Task goal >>
The lines you return should be those containing the string "document", taken from the data below.

[Exercise inputs]

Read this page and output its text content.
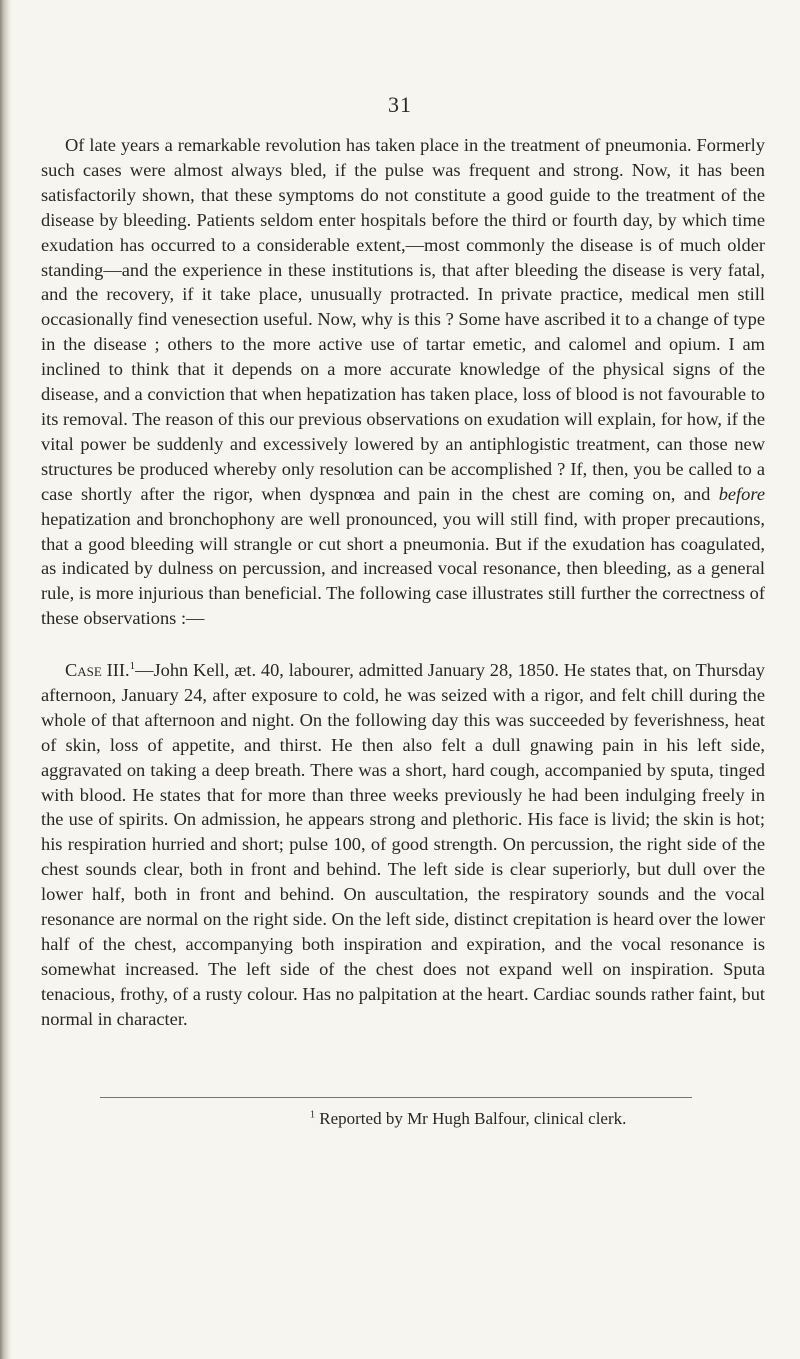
31

Of late years a remarkable revolution has taken place in the treatment of pneumonia. Formerly such cases were almost always bled, if the pulse was frequent and strong. Now, it has been satisfactorily shown, that these symptoms do not constitute a good guide to the treatment of the disease by bleeding. Patients seldom enter hospitals before the third or fourth day, by which time exudation has occurred to a considerable extent,—most commonly the disease is of much older standing—and the experience in these institutions is, that after bleeding the disease is very fatal, and the recovery, if it take place, unusually protracted. In private practice, medical men still occasionally find venesection useful. Now, why is this ? Some have ascribed it to a change of type in the disease ; others to the more active use of tartar emetic, and calomel and opium. I am inclined to think that it depends on a more accurate knowledge of the physical signs of the disease, and a conviction that when hepatization has taken place, loss of blood is not favourable to its removal. The reason of this our previous observations on exudation will explain, for how, if the vital power be suddenly and excessively lowered by an antiphlogistic treatment, can those new structures be produced whereby only resolution can be accomplished ? If, then, you be called to a case shortly after the rigor, when dyspnœa and pain in the chest are coming on, and before hepatization and bronchophony are well pronounced, you will still find, with proper precautions, that a good bleeding will strangle or cut short a pneumonia. But if the exudation has coagulated, as indicated by dulness on percussion, and increased vocal resonance, then bleeding, as a general rule, is more injurious than beneficial. The following case illustrates still further the correctness of these observations :—

Case III.$^1$—John Kell, æt. 40, labourer, admitted January 28, 1850. He states that, on Thursday afternoon, January 24, after exposure to cold, he was seized with a rigor, and felt chill during the whole of that afternoon and night. On the following day this was succeeded by feverishness, heat of skin, loss of appetite, and thirst. He then also felt a dull gnawing pain in his left side, aggravated on taking a deep breath. There was a short, hard cough, accompanied by sputa, tinged with blood. He states that for more than three weeks previously he had been indulging freely in the use of spirits. On admission, he appears strong and plethoric. His face is livid; the skin is hot; his respiration hurried and short; pulse 100, of good strength. On percussion, the right side of the chest sounds clear, both in front and behind. The left side is clear superiorly, but dull over the lower half, both in front and behind. On auscultation, the respiratory sounds and the vocal resonance are normal on the right side. On the left side, distinct crepitation is heard over the lower half of the chest, accompanying both inspiration and expiration, and the vocal resonance is somewhat increased. The left side of the chest does not expand well on inspiration. Sputa tenacious, frothy, of a rusty colour. Has no palpitation at the heart. Cardiac sounds rather faint, but normal in character.

$^1$ Reported by Mr Hugh Balfour, clinical clerk.
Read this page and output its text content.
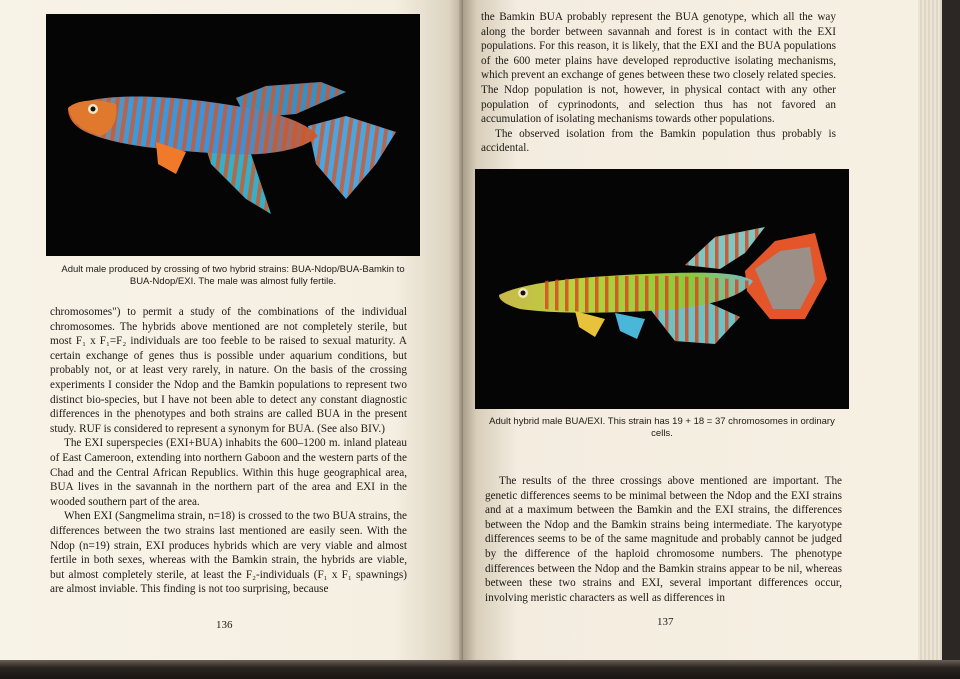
Adult male produced by crossing of two hybrid strains: BUA-Ndop/BUA-Bamkin to BUA-Ndop/EXI. The male was almost fully fertile.

chromosomes") to permit a study of the combinations of the individual chromosomes. The hybrids above mentioned are not completely sterile, but most F₁ x F₁=F₂ individuals are too feeble to be raised to sexual maturity. A certain exchange of genes thus is possible under aquarium conditions, but probably not, or at least very rarely, in nature. On the basis of the crossing experiments I consider the Ndop and the Bamkin populations to represent two distinct bio-species, but I have not been able to detect any constant diagnostic differences in the phenotypes and both strains are called BUA in the present study. RUF is considered to represent a synonym for BUA. (See also BIV.)

The EXI superspecies (EXI+BUA) inhabits the 600–1200 m. inland plateau of East Cameroon, extending into northern Gaboon and the western parts of the Chad and the Central African Republics. Within this huge geographical area, BUA lives in the savannah in the northern part of the area and EXI in the wooded southern part of the area.

When EXI (Sangmelima strain, n=18) is crossed to the two BUA strains, the differences between the two strains last mentioned are easily seen. With the Ndop (n=19) strain, EXI produces hybrids which are very viable and almost fertile in both sexes, whereas with the Bamkin strain, the hybrids are viable, but almost completely sterile, at least the F₂-individuals (F₁ x F₁ spawnings) are almost inviable. This finding is not too surprising, because

136

the Bamkin BUA probably represent the BUA genotype, which all the way along the border between savannah and forest is in contact with the EXI populations. For this reason, it is likely, that the EXI and the BUA populations of the 600 meter plains have developed reproductive isolating mechanisms, which prevent an exchange of genes between these two closely related species. The Ndop population is not, however, in physical contact with any other population of cyprinodonts, and selection thus has not favored an accumulation of isolating mechanisms towards other populations.

The observed isolation from the Bamkin population thus probably is accidental.

Adult hybrid male BUA/EXI. This strain has 19 + 18 = 37 chromosomes in ordinary cells.

The results of the three crossings above mentioned are important. The genetic differences seems to be minimal between the Ndop and the EXI strains and at a maximum between the Bamkin and the EXI strains, the differences between the Ndop and the Bamkin strains being intermediate. The karyotype differences seems to be of the same magnitude and probably cannot be judged by the difference of the haploid chromosome numbers. The phenotype differences between the Ndop and the Bamkin strains appear to be nil, whereas between these two strains and EXI, several important differences occur, involving meristic characters as well as differences in

137
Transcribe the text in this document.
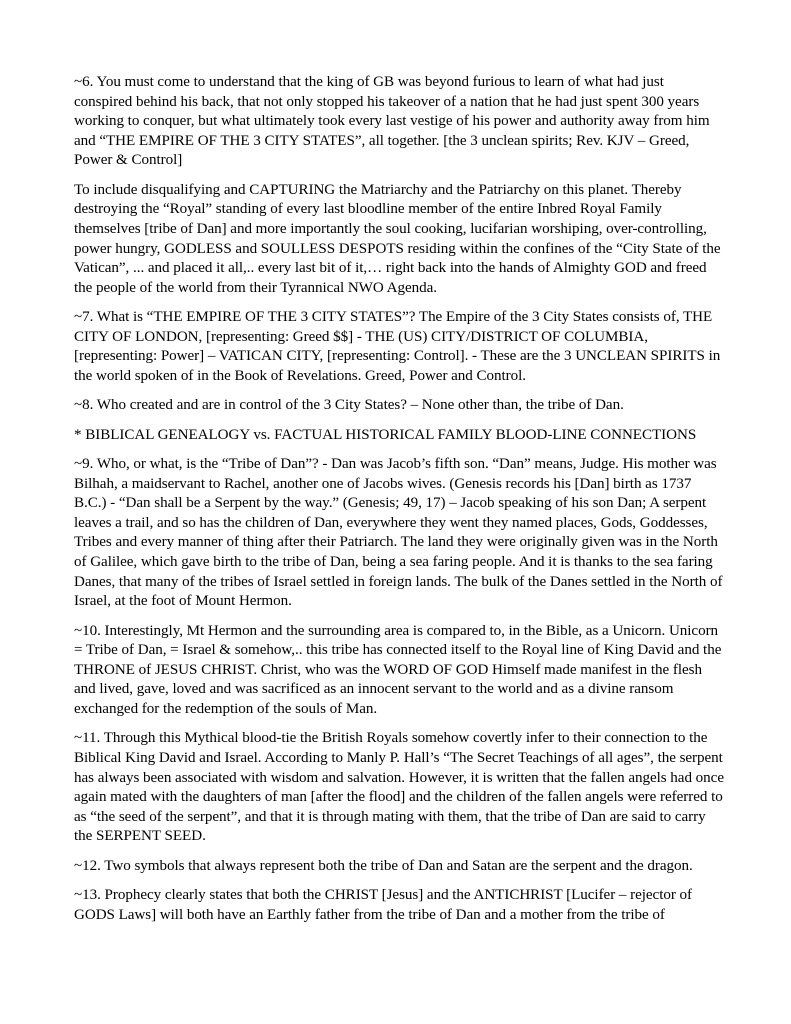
~6. You must come to understand that the king of GB was beyond furious to learn of what had just conspired behind his back, that not only stopped his takeover of a nation that he had just spent 300 years working to conquer, but what ultimately took every last vestige of his power and authority away from him and “THE EMPIRE OF THE 3 CITY STATES”, all together. [the 3 unclean spirits; Rev. KJV – Greed, Power & Control]

To include disqualifying and CAPTURING the Matriarchy and the Patriarchy on this planet. Thereby destroying the “Royal” standing of every last bloodline member of the entire Inbred Royal Family themselves [tribe of Dan] and more importantly the soul cooking, lucifarian worshiping, over-controlling, power hungry, GODLESS and SOULLESS DESPOTS residing within the confines of the “City State of the Vatican”, ... and placed it all,.. every last bit of it,… right back into the hands of Almighty GOD and freed the people of the world from their Tyrannical NWO Agenda.

~7. What is “THE EMPIRE OF THE 3 CITY STATES”? The Empire of the 3 City States consists of, THE CITY OF LONDON, [representing: Greed $$] - THE (US) CITY/DISTRICT OF COLUMBIA, [representing: Power] – VATICAN CITY, [representing: Control]. - These are the 3 UNCLEAN SPIRITS in the world spoken of in the Book of Revelations. Greed, Power and Control.

~8. Who created and are in control of the 3 City States? – None other than, the tribe of Dan.

* BIBLICAL GENEALOGY vs. FACTUAL HISTORICAL FAMILY BLOOD-LINE CONNECTIONS

~9. Who, or what, is the “Tribe of Dan”? - Dan was Jacob’s fifth son. “Dan” means, Judge. His mother was Bilhah, a maidservant to Rachel, another one of Jacobs wives. (Genesis records his [Dan] birth as 1737 B.C.) - “Dan shall be a Serpent by the way.” (Genesis; 49, 17) – Jacob speaking of his son Dan; A serpent leaves a trail, and so has the children of Dan, everywhere they went they named places, Gods, Goddesses, Tribes and every manner of thing after their Patriarch. The land they were originally given was in the North of Galilee, which gave birth to the tribe of Dan, being a sea faring people. And it is thanks to the sea faring Danes, that many of the tribes of Israel settled in foreign lands. The bulk of the Danes settled in the North of Israel, at the foot of Mount Hermon.

~10. Interestingly, Mt Hermon and the surrounding area is compared to, in the Bible, as a Unicorn. Unicorn = Tribe of Dan, = Israel & somehow,.. this tribe has connected itself to the Royal line of King David and the THRONE of JESUS CHRIST. Christ, who was the WORD OF GOD Himself made manifest in the flesh and lived, gave, loved and was sacrificed as an innocent servant to the world and as a divine ransom exchanged for the redemption of the souls of Man.

~11. Through this Mythical blood-tie the British Royals somehow covertly infer to their connection to the Biblical King David and Israel. According to Manly P. Hall’s “The Secret Teachings of all ages”, the serpent has always been associated with wisdom and salvation. However, it is written that the fallen angels had once again mated with the daughters of man [after the flood] and the children of the fallen angels were referred to as “the seed of the serpent”, and that it is through mating with them, that the tribe of Dan are said to carry the SERPENT SEED.

~12. Two symbols that always represent both the tribe of Dan and Satan are the serpent and the dragon.

~13. Prophecy clearly states that both the CHRIST [Jesus] and the ANTICHRIST [Lucifer – rejector of GODS Laws] will both have an Earthly father from the tribe of Dan and a mother from the tribe of
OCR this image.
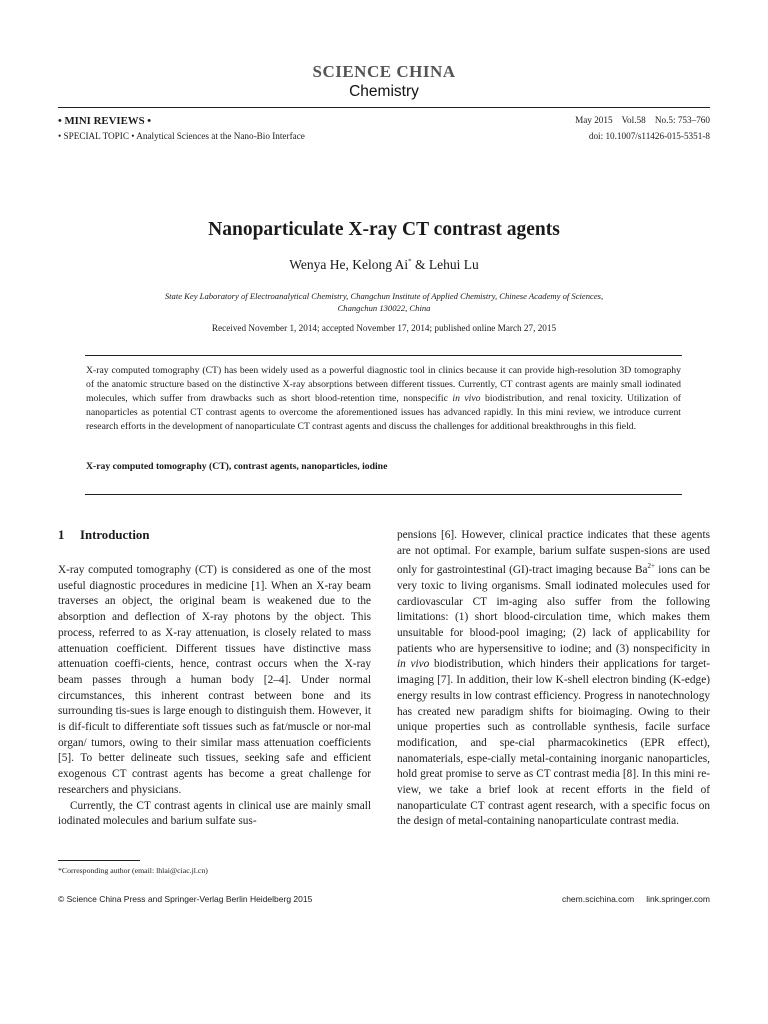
SCIENCE CHINA
Chemistry
• MINI REVIEWS •
• SPECIAL TOPIC • Analytical Sciences at the Nano-Bio Interface
May 2015    Vol.58    No.5: 753–760
doi: 10.1007/s11426-015-5351-8
Nanoparticulate X-ray CT contrast agents
Wenya He, Kelong Ai* & Lehui Lu
State Key Laboratory of Electroanalytical Chemistry, Changchun Institute of Applied Chemistry, Chinese Academy of Sciences,
Changchun 130022, China
Received November 1, 2014; accepted November 17, 2014; published online March 27, 2015
X-ray computed tomography (CT) has been widely used as a powerful diagnostic tool in clinics because it can provide high-resolution 3D tomography of the anatomic structure based on the distinctive X-ray absorptions between different tissues. Currently, CT contrast agents are mainly small iodinated molecules, which suffer from drawbacks such as short blood-retention time, nonspecific in vivo biodistribution, and renal toxicity. Utilization of nanoparticles as potential CT contrast agents to overcome the aforementioned issues has advanced rapidly. In this mini review, we introduce current research efforts in the development of nanoparticulate CT contrast agents and discuss the challenges for additional breakthroughs in this field.
X-ray computed tomography (CT), contrast agents, nanoparticles, iodine
1 Introduction

X-ray computed tomography (CT) is considered as one of the most useful diagnostic procedures in medicine [1]. When an X-ray beam traverses an object, the original beam is weakened due to the absorption and deflection of X-ray photons by the object. This process, referred to as X-ray attenuation, is closely related to mass attenuation coefficient. Different tissues have distinctive mass attenuation coeffi-cients, hence, contrast occurs when the X-ray beam passes through a human body [2–4]. Under normal circumstances, this inherent contrast between bone and its surrounding tis-sues is large enough to distinguish them. However, it is dif-ficult to differentiate soft tissues such as fat/muscle or nor-mal organ/ tumors, owing to their similar mass attenuation coefficients [5]. To better delineate such tissues, seeking safe and efficient exogenous CT contrast agents has become a great challenge for researchers and physicians.

Currently, the CT contrast agents in clinical use are mainly small iodinated molecules and barium sulfate sus-

pensions [6]. However, clinical practice indicates that these agents are not optimal. For example, barium sulfate suspen-sions are used only for gastrointestinal (GI)-tract imaging because $Ba^{2+}$ ions can be very toxic to living organisms. Small iodinated molecules used for cardiovascular CT im-aging also suffer from the following limitations: (1) short blood-circulation time, which makes them unsuitable for blood-pool imaging; (2) lack of applicability for patients who are hypersensitive to iodine; and (3) nonspecificity in in vivo biodistribution, which hinders their applications for target-imaging [7]. In addition, their low K-shell electron binding (K-edge) energy results in low contrast efficiency. Progress in nanotechnology has created new paradigm shifts for bioimaging. Owing to their unique properties such as controllable synthesis, facile surface modification, and spe-cial pharmacokinetics (EPR effect), nanomaterials, espe-cially metal-containing inorganic nanoparticles, hold great promise to serve as CT contrast media [8]. In this mini re-view, we take a brief look at recent efforts in the field of nanoparticulate CT contrast agent research, with a specific focus on the design of metal-containing nanoparticulate contrast media.

*Corresponding author (email: lhlai@ciac.jl.cn)
© Science China Press and Springer-Verlag Berlin Heidelberg 2015	chem.scichina.com link.springer.com
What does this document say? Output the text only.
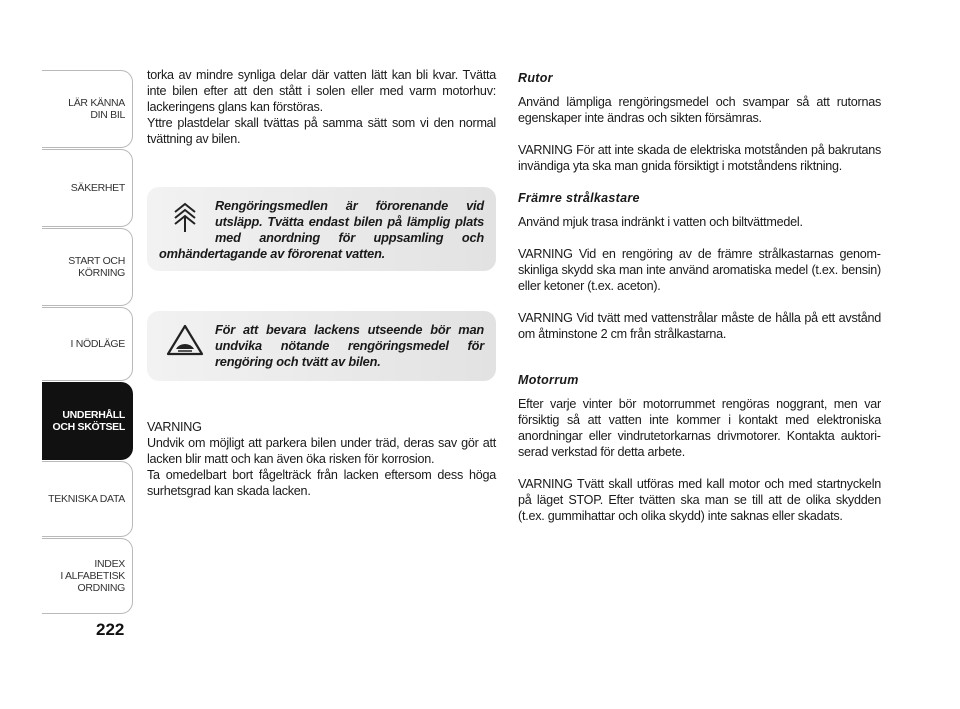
LÄR KÄNNA
DIN BIL
SÄKERHET
START OCH
KÖRNING
I NÖDLÄGE
UNDERHÅLL
OCH SKÖTSEL
TEKNISKA DATA
INDEX
I ALFABETISK
ORDNING
222

torka av mindre synliga delar där vatten lätt kan bli kvar. Tvätta inte bilen efter att den stått i solen eller med varm motorhuv: lackeringens glans kan förstöras.

Yttre plastdelar skall tvättas på samma sätt som vi den normal tvättning av bilen.

Rengöringsmedlen är förorenande vid utsläpp. Tvätta endast bilen på lämplig plats med anordning för uppsamling och omhändertagande av förorenat vatten.

För att bevara lackens utseende bör man undvika nötande rengöringsmedel för rengöring och tvätt av bilen.

VARNING

Undvik om möjligt att parkera bilen under träd, deras sav gör att lacken blir matt och kan även öka risken för korrosion.

Ta omedelbart bort fågelträck från lacken eftersom dess höga surhetsgrad kan skada lacken.

Rutor

Använd lämpliga rengöringsmedel och svampar så att rutornas egenskaper inte ändras och sikten försämras.

VARNING För att inte skada de elektriska motstånden på bakrutans invändiga yta ska man gnida försiktigt i motståndens riktning.

Främre strålkastare

Använd mjuk trasa indränkt i vatten och biltvättmedel.

VARNING Vid en rengöring av de främre strålkastarnas genomskinliga skydd ska man inte använd aromatiska medel (t.ex. bensin) eller ketoner (t.ex. aceton).

VARNING Vid tvätt med vattenstrålar måste de hålla på ett avstånd om åtminstone 2 cm från strålkastarna.

Motorrum

Efter varje vinter bör motorrummet rengöras noggrant, men var försiktig så att vatten inte kommer i kontakt med elektroniska anordningar eller vindrutetorkarnas drivmotorer. Kontakta auktoriserad verkstad för detta arbete.

VARNING Tvätt skall utföras med kall motor och med startnyckeln på läget STOP. Efter tvätten ska man se till att de olika skydden (t.ex. gummihattar och olika skydd) inte saknas eller skadats.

[/Exercise inputs]

Reply >>
Transcribe the text in this document.
What does this document say? Output the text only.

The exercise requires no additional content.